* Extract provided:
::::::

On the way we posed in front of the most desired mallu celebrity’s dance school. Ok, you guessed it right – Divya Unni’s dance school. Dream come true.


If you get a chance, never take the toy train in Houston Zoo. Its so embarrassing. The five of us were by nature, shouting “kooi kooi” when the train went inside the tunnel and small kids were looking at us with sheer contempt. It was so embarrassing.

Then at the Downtown aquarium, the best I’ve been to, we were looking for ayala, chala, neymeen et all but couldn’t find any.

I pointed at the stingray and said ” this is the fish that killed Steve Irwin
Ammavan : “who is Steve Irwin ?”
me : “hey that croc hunter”
Ammavan : ” what hunter ?”
I kept all my guns and swords at his feet and surrendered [unconditionally]

Then he is from the Sainik school, proper Army material. Can’t expect more. May be they could make him Brigadier or something.

Another four hours in downtown. Oh man, Houston Downtown sucks like watching a non-pirated mammooty movie.

Day IV

Enroute to Galveston we went to temple. Laddu’s idea was to lynch Froz inside the temple saying he was muslim, but that didn’t workout as many firangees were also there. There were many gods in the temple, few that I knew and a few new tamil and gult gods. Appi as usual was praying for good food. Something like daivame rakshikane, innum nalla bhakshanam kittane, biriyaniyum chicken curryum kittaneyumm .Dude was quite happy after they served food at the temple – vegetarian offcourse. I wonder when Hindus will stop being Jains.

After all the sins were washed away, we played the 20 questions game with mallu movie characters,

Froz thought of Murali’s Shekaran from “Pathram
I thought of Pavanai from “Naadodikattu
Appi thought of Kasargod Kadarbhai
Ammavan thought of Ravuther from “Vietnam colony”

and I got mightily pissed off when Laddu thought of Appoos from “Pappayude swantham Appoos“. What a deliberately stupid choice. I did “cuttis” and ended our friendship.


Galveston was fun with a supposedly horror movie in huge IMAX, and a nice cruise with margaritas and hotdogs. Appi and laddu went ice skating on the ring and fell down at every three feet , I’ve never laughed so much in recent years. Its great to see your enemies on slippery ice, its a riot – guarenfuckin-teed according to Jack Nicholson.

Christmas had come early to Texas, the ambience was awesome with carols and the chilly wind with a smell of fresh pop-corn everywhere. We did what everyone does on chilly christmas nights – played chess on the big roadside board. Appi lost despite my support, even if Karpov helped him he would have lost.

Appi : “I’m moving the pawn”
me : “please move the horse dude”
Appi : “NO, I’m afraid of horses”
me : “ok then cuttis…lets end the frienship now”

It was fun when some mallu doctor came and asked Ammavan “Are are the kids studying ?”

appol Ammavan : ” No we are working”

::::::

* Exercises to complete:
(a) According to the Texas travel diary, what did the group play chess on during the chilly Christmas night?
(b) Pick up the Texas travel diary from its final line and keep writing it.
The records that come next have no connection to the travel diary above.

::::::

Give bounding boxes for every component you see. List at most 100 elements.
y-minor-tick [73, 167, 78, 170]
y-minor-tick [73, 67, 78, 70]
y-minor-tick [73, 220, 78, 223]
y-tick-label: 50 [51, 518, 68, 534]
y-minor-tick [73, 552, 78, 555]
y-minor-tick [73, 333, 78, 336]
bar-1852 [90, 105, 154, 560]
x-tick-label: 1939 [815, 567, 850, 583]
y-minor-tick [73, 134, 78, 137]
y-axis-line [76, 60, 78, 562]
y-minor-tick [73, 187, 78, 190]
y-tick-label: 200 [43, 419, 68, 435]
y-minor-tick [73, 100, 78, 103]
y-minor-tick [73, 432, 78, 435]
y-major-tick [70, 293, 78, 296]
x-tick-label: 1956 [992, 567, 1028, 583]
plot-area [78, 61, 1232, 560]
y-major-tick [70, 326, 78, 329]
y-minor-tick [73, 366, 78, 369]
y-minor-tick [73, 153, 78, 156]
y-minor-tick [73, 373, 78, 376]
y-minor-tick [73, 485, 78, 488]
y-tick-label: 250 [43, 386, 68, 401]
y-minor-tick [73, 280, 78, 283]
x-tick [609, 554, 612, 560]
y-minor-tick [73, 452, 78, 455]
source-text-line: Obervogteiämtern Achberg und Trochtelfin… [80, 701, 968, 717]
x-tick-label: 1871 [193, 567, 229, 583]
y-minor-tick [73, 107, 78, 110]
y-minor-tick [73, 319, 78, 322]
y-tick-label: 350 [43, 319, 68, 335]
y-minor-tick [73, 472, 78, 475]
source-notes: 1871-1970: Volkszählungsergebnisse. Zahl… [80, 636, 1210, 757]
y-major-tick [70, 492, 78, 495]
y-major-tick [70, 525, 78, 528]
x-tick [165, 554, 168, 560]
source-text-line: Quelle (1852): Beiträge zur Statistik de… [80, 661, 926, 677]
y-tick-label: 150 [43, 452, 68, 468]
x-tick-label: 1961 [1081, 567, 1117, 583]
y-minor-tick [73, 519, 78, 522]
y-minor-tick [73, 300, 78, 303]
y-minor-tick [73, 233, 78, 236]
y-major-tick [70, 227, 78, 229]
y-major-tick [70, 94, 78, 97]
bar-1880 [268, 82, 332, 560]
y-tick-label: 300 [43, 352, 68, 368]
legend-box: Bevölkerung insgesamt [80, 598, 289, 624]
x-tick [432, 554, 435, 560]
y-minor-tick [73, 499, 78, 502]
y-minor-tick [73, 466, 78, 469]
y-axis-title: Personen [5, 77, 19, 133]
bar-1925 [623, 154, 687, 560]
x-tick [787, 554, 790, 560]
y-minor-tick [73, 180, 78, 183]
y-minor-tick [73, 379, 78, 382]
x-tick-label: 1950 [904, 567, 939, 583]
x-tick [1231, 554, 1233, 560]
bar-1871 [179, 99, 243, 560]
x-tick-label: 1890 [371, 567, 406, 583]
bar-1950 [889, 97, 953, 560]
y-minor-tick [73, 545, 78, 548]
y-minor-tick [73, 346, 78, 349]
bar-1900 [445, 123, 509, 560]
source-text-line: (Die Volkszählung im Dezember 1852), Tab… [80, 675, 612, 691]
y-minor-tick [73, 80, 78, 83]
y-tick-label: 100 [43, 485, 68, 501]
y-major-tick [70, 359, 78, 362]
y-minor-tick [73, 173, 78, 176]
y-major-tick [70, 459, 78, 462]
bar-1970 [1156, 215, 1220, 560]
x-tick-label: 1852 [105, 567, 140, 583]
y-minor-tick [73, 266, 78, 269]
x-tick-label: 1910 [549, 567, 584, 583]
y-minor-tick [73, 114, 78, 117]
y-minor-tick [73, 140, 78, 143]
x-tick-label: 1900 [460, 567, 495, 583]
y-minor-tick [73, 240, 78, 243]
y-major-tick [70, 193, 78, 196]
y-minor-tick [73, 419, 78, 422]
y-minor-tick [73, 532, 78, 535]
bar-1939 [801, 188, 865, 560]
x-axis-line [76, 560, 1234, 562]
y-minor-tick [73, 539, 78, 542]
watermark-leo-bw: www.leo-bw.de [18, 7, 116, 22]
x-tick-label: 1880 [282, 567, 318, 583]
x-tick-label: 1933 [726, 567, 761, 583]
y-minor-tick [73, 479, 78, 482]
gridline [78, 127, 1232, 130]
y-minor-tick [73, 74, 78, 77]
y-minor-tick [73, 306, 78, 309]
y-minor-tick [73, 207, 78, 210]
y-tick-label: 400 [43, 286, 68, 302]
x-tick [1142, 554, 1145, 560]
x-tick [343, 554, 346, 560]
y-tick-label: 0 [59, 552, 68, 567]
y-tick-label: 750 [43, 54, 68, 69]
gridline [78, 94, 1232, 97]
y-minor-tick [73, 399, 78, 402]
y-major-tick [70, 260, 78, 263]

::::::

* The results:
(a) They played on the big roadside chess board.

(b)
appol Mallu Doctor “Ooops, I was talking about the kids, you are one of them ?”

Jokes apart Ammavan is the most mature guy in our group with a great mush under his nose. He is as mature as Baby Shalini when she used to act with Mammooty and Seema. But he is the rock on which our clueless group is built, a rock-star in certain ways.

On the way back, Appi locked the car with the keys inside. Another itema number from Appi’s stables. We were in the middle of some hostile texan highway on a chilly night with no clue what to do. Houston, we had a problem. Somehow, appollo came back home. Praise the lord, the owner of this blog!

Day V

Last day, nobody is talking much, we know its time to go. Five days went so fast and the guys are not the type that hug and cry, so its tough and humid. It was sad in the sense that we dont get to meet each other so often, I was meeting Laddu almost after two years, its even sadder ’cause this dude and me used to go out every single day to the temple to see the chicks and catch some fresh smoke. Now when we say “appo kanam“, it really doesn’t mean much.

Everybody has got different ways to cheer up, my grandmother used to read Ramayanam kilipattu, George Bush goes fishing and WE , watch our greatest feudal lord Mangalassery Neelakantan defeat Mundakkal Shekaran. So it was Mohanlal back to back on Devasuram and Ravanaprabhu.How I wish Mammooty played Shekaran.


Houston is a bird watchers paradise for bird watchers, for the other bird watchers – welcome to Miami Beach.

Shopping was a debacle and humiliating too. They need to have separate rooms for mens and ladies stuff, like rest-rooms. In US otherwise its tough. Van Heusen, are you listening ?

Borat: Cultural Learnings of America for Make Benefit Glorious Nation of Kazakhstan. Not only do I reccomend the movie, I’m planning to remake it in malayalam, not now, after selling all my father’s properties – like Tony Kurisinkal.

For those of you in US, go to Chili’s and check out El Nino cocktail . Its tequila on orange juice, the drink rocks. There was this lady on the opposite table, drinking alone, fidgeting with her mobile and makeup kit. Sure women are more free in US, but they are still chained to fidgeting with the mobile . Hick!

Day VI

Appi’s car wouldn’t start, itema again ! Mad rush to George Bush International on a crappy cab. Hey, next to the airport is the holiest spot in Texas,no not Corpus Christi – office of Halliburton inc. I bent down, drew a cross and hailed anti-christ.

On the return flight there was this columbian girl, crying for food all the while

she : “dont they give any food in the plane”
me : “they gave you something right”
she : “just peanuts”
me : “didn’t have dinner ?”
she : [silent]
me : “you’re studying in miami
she : “no i’m working”
me : “where ?”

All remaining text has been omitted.